**THE PROBLEM:**
Scan the entries below and extract each line with the word "Energy" in it.

Start of DATA TO USE

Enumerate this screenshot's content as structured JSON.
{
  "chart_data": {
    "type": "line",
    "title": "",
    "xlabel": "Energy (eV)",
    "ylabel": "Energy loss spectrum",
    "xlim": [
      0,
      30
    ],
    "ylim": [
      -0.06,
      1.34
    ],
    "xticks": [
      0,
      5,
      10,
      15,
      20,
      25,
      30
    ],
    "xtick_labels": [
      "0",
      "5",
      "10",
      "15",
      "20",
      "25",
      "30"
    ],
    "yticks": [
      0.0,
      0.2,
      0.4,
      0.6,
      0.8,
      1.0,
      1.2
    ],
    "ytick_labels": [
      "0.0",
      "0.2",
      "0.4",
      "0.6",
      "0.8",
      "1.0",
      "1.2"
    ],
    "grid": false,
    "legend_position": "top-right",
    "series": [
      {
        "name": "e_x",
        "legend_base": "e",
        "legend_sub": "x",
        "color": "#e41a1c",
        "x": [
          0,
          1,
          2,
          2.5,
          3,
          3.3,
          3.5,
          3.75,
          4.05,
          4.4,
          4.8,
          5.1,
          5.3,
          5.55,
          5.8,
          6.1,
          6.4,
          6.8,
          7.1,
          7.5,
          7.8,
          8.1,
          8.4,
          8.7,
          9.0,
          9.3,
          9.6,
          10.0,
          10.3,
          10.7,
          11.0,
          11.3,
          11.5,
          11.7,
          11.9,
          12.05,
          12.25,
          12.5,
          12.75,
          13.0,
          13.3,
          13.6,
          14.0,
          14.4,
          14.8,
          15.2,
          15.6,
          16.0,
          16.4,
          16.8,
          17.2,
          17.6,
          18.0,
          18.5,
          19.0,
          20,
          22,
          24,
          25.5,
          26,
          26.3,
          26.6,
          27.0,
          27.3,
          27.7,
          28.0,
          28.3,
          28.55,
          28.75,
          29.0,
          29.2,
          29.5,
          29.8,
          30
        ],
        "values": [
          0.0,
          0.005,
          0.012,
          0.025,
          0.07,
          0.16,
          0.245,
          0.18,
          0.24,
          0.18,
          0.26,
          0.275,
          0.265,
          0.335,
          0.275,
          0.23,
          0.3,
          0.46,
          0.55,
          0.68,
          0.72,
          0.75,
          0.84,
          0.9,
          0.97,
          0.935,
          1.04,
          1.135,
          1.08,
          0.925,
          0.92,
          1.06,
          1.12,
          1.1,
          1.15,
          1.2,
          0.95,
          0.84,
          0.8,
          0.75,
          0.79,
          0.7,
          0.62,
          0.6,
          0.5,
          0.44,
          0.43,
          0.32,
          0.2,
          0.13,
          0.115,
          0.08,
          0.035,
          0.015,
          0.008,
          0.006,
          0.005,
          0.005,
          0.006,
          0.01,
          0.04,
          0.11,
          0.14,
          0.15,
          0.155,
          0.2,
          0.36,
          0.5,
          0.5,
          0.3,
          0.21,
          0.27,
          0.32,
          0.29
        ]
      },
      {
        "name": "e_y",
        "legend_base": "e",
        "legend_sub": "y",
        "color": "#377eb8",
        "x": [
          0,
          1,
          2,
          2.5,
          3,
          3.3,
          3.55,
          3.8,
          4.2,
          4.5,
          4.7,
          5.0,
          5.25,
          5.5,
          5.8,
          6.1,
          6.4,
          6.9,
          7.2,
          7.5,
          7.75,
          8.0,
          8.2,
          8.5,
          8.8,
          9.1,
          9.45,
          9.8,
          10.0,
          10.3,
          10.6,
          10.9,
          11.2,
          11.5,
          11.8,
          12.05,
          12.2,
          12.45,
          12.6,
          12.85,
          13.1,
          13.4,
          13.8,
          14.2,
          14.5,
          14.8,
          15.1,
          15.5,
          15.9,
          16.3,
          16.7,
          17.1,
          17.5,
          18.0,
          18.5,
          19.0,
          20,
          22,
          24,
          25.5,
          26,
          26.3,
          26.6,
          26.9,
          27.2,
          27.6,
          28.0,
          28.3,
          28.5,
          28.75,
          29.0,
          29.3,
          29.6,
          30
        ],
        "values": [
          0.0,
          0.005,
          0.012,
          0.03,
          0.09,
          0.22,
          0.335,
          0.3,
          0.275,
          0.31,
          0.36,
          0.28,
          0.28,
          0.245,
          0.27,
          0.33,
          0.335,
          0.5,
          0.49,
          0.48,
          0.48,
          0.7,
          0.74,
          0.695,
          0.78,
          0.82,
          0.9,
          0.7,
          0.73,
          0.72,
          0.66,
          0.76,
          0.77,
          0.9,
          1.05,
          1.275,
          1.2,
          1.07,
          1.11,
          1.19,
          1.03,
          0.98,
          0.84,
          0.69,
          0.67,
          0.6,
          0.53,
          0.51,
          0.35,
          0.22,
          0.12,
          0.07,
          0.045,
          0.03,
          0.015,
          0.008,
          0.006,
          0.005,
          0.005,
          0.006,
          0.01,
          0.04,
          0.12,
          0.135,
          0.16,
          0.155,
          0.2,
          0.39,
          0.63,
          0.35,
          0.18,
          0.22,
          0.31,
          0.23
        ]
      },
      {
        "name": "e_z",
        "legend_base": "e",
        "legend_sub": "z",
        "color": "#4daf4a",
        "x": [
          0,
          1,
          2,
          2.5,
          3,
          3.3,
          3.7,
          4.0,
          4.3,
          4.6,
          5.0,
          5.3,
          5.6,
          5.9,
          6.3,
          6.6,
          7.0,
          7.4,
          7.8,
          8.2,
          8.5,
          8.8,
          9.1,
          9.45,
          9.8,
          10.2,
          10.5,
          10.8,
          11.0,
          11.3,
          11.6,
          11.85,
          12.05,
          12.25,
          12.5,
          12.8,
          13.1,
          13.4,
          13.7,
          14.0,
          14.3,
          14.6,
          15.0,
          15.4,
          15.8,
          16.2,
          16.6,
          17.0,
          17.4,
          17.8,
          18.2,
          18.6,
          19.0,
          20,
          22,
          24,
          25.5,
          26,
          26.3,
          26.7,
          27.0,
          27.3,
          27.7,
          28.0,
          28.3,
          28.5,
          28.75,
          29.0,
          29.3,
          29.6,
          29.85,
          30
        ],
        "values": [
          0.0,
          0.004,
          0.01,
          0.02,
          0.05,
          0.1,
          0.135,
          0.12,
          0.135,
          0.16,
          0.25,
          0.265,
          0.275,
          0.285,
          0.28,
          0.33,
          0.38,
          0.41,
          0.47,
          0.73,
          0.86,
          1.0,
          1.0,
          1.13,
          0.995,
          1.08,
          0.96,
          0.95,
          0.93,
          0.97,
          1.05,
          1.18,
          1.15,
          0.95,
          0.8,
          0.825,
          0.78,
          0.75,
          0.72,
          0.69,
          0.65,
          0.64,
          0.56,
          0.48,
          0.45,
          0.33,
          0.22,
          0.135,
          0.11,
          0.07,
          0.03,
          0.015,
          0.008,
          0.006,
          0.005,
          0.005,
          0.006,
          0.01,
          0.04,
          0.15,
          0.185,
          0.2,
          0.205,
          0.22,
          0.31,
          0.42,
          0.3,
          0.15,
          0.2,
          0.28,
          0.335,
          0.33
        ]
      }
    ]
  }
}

End of DATA TO USE

**ANSWER FOR THIS EXERCISE:**
    "xlabel": "Energy (eV)",
    "ylabel": "Energy loss spectrum",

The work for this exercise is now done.